§ Aim: Indicate only the number of lines in the listing below in which the word "structured" appears.

§ Extracted data:

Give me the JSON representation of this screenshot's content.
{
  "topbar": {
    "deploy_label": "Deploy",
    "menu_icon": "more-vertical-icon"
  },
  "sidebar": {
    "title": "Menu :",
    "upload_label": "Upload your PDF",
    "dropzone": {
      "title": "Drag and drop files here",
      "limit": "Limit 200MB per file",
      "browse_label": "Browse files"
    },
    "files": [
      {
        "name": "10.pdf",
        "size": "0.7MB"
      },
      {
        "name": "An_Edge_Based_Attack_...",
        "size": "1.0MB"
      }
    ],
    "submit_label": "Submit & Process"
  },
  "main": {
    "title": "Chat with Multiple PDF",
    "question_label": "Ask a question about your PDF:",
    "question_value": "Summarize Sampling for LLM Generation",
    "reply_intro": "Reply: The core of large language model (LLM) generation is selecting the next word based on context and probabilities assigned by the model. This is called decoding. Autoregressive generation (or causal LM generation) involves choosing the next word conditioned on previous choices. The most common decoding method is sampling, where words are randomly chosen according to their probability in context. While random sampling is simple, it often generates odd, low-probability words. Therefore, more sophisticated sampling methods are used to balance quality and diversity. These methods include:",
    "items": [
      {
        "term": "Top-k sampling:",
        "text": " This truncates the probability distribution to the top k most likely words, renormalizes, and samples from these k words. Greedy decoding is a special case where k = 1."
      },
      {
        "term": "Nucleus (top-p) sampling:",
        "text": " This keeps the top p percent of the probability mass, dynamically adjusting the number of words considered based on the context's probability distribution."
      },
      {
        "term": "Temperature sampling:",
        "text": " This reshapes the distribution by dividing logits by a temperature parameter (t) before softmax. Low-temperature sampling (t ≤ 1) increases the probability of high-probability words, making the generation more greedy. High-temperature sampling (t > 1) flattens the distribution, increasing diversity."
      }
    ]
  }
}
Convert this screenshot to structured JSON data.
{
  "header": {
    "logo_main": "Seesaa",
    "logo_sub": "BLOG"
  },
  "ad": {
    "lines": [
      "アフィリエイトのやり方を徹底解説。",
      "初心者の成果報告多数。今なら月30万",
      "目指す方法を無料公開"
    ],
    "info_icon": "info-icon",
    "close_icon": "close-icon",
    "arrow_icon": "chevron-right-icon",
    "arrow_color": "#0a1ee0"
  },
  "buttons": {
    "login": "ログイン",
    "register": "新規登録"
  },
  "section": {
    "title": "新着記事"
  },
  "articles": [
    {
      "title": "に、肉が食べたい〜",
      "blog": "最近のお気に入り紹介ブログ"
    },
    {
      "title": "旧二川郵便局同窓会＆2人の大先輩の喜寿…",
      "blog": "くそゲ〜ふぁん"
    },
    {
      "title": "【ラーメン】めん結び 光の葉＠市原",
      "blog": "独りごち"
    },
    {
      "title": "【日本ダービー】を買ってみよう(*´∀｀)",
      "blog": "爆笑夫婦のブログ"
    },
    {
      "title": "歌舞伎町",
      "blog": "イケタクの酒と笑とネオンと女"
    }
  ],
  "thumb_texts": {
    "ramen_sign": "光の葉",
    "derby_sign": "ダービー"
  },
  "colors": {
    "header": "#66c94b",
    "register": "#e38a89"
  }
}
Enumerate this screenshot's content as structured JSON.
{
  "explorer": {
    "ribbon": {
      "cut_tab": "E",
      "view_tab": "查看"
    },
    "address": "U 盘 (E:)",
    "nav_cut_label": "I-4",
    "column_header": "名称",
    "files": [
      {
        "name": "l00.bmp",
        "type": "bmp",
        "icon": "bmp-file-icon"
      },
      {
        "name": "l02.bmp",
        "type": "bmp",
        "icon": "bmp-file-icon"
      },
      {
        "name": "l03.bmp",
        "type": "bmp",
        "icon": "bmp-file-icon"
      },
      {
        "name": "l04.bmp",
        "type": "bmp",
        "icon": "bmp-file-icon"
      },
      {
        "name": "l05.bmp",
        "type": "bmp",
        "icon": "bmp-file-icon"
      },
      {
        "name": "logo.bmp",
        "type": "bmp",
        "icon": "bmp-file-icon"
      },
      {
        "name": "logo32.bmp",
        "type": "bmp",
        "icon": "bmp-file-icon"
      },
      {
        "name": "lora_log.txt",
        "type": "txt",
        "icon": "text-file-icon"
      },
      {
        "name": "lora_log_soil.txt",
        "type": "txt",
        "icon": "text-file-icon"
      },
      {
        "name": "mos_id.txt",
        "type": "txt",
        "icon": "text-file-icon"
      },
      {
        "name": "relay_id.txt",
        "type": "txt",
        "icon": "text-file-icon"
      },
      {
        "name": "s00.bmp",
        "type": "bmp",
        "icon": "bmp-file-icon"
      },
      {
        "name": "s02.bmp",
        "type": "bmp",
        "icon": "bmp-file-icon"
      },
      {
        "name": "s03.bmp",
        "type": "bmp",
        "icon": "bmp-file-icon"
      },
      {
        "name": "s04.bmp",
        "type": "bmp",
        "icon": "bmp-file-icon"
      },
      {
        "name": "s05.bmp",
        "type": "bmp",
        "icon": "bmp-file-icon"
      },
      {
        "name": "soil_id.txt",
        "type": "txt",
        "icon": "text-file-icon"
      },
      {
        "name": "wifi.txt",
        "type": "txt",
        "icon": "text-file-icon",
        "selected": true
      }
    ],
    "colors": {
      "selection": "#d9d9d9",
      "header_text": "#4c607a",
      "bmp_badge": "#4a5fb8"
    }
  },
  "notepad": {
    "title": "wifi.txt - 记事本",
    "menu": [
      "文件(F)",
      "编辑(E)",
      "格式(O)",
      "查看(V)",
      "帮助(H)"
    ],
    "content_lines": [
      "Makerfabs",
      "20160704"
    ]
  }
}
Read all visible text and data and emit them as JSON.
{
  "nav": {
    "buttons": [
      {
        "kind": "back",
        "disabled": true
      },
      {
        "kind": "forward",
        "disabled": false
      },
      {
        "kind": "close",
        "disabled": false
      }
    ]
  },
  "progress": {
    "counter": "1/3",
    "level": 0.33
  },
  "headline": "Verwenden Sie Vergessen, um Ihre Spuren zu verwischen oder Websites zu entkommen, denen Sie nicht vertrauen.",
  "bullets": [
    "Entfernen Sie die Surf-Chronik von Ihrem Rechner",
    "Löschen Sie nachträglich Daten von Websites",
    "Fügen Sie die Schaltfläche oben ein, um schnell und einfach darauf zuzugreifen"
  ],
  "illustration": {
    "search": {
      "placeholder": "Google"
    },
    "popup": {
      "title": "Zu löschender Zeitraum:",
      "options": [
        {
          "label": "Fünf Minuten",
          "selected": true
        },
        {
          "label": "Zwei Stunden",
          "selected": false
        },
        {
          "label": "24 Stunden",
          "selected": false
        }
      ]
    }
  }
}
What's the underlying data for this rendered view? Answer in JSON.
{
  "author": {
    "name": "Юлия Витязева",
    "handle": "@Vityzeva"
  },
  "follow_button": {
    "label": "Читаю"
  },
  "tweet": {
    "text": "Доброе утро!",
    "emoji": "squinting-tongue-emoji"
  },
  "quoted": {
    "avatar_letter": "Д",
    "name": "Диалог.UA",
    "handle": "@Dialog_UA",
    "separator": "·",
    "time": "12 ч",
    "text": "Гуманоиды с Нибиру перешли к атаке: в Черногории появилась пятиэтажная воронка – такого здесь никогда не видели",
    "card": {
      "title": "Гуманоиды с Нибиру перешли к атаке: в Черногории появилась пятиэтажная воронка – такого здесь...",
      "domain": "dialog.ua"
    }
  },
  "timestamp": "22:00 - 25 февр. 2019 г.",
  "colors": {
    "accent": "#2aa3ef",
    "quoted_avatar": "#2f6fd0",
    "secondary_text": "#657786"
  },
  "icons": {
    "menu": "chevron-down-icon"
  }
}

§ Result: 2